Task description:
Go through the entries below and copy each line containing the word "olvasztott".

** Start of Supplied records **

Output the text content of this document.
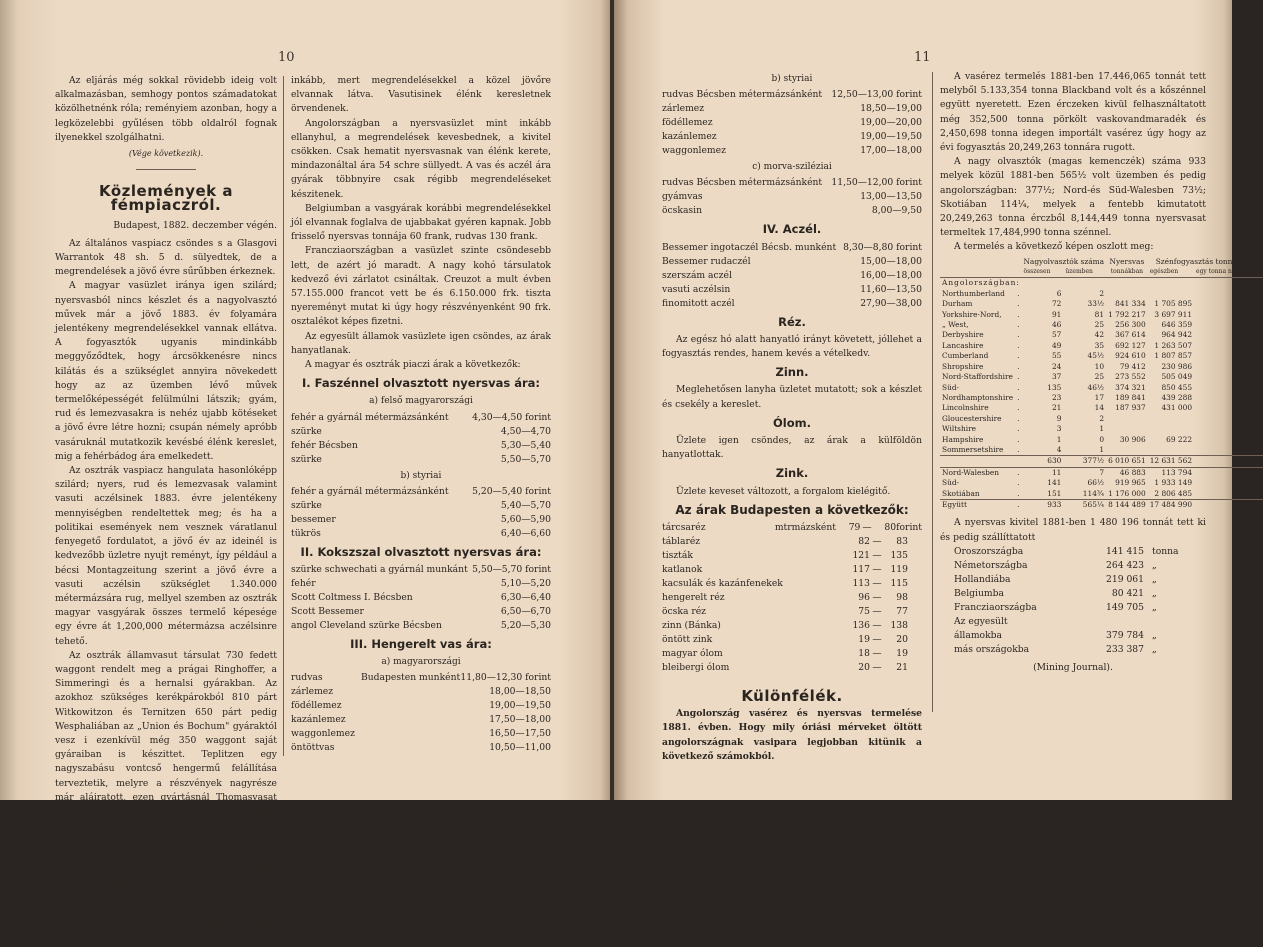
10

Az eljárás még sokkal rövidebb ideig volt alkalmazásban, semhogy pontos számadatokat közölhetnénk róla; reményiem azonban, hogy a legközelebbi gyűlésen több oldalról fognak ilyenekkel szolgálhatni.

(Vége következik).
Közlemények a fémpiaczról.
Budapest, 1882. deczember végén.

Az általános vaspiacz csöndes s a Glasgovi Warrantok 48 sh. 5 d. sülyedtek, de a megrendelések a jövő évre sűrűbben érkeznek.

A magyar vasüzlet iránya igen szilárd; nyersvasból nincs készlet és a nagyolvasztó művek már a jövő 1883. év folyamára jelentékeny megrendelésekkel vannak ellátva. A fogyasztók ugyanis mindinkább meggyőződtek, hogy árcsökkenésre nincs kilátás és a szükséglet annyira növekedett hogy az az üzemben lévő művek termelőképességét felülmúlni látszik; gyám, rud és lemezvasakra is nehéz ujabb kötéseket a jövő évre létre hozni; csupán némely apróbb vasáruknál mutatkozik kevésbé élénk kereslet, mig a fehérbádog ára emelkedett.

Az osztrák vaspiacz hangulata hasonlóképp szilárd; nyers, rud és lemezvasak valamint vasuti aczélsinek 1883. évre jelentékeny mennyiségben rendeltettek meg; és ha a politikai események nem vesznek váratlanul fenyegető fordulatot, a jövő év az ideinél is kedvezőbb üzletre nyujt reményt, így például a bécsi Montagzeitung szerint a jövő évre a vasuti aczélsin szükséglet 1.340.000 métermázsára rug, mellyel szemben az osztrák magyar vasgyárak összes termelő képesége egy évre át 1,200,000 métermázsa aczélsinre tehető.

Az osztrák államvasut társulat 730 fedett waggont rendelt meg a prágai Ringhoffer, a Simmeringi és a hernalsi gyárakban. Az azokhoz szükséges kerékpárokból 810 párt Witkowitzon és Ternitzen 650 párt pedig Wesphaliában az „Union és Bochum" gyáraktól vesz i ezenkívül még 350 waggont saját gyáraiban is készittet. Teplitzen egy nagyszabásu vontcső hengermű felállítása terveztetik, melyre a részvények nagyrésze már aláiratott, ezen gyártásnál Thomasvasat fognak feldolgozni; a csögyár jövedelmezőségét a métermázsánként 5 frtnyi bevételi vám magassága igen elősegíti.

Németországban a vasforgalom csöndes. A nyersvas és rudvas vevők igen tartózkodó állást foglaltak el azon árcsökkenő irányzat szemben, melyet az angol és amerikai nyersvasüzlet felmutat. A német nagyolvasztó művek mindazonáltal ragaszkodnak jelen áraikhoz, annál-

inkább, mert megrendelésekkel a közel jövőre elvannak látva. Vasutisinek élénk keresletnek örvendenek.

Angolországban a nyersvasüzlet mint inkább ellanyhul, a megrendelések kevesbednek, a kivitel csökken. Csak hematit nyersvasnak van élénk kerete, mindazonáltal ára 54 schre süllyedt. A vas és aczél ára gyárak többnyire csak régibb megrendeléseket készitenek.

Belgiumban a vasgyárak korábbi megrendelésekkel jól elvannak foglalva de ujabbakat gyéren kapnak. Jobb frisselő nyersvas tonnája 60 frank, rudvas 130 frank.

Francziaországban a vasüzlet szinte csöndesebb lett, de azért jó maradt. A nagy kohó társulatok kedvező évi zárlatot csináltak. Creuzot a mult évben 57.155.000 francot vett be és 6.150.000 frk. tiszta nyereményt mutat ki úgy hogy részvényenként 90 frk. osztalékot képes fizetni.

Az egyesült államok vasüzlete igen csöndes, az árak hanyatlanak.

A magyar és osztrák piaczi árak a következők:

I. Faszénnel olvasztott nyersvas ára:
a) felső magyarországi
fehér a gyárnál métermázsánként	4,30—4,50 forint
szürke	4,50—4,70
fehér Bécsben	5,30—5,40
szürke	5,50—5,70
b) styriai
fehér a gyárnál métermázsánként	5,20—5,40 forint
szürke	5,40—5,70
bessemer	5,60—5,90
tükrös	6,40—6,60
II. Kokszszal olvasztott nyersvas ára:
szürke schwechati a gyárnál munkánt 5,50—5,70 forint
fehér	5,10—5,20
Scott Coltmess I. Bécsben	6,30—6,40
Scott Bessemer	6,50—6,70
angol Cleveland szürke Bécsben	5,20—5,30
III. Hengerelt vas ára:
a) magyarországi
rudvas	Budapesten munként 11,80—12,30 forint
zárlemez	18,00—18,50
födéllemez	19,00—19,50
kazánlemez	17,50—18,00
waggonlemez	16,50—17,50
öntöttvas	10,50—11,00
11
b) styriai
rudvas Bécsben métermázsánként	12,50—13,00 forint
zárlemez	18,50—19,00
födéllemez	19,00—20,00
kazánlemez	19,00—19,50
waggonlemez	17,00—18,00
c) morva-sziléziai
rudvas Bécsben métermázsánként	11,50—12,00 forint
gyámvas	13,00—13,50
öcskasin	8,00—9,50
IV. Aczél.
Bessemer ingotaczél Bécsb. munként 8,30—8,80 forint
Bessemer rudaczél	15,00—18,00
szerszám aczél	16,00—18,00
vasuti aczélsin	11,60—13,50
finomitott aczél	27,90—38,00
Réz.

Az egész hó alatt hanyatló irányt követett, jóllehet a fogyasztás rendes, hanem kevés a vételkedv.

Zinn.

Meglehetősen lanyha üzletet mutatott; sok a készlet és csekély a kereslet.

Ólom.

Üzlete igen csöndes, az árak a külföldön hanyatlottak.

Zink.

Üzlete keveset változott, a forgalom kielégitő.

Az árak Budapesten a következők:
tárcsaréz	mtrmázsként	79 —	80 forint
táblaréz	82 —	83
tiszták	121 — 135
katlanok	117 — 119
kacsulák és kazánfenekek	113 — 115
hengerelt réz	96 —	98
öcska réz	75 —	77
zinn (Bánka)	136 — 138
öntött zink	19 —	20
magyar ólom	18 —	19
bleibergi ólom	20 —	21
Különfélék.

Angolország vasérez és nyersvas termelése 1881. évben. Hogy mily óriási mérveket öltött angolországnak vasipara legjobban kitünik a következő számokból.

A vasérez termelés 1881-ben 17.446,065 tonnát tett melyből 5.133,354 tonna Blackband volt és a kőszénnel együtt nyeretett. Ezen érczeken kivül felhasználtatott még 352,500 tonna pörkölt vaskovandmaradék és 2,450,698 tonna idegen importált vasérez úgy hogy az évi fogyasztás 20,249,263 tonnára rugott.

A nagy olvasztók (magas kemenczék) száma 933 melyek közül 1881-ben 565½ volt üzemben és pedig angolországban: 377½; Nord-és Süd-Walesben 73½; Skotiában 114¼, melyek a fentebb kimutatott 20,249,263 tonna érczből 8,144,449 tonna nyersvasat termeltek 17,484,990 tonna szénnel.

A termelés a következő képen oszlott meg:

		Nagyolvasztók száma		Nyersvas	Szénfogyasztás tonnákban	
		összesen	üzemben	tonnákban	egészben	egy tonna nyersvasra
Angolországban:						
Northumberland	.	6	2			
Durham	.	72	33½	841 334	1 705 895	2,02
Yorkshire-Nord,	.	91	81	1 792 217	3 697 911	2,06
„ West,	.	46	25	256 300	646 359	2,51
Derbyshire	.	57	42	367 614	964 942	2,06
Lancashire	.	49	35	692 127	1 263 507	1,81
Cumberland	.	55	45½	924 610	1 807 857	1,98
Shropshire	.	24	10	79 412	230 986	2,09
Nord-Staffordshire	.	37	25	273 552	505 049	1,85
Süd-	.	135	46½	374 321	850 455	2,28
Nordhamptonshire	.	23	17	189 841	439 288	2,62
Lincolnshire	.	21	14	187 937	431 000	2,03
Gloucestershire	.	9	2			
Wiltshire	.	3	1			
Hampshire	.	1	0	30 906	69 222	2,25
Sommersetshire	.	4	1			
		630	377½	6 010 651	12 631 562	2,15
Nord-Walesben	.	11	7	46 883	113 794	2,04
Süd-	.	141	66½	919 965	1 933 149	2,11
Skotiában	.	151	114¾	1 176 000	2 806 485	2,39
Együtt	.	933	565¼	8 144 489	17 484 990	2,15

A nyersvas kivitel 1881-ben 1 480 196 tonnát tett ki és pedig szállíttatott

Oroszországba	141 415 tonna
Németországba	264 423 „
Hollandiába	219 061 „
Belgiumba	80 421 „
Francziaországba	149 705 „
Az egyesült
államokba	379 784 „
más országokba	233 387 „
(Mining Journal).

** End of Supplied records **

Expected output:
I. Faszénnel olvasztott nyersvas ára:
II. Kokszszal olvasztott nyersvas ára:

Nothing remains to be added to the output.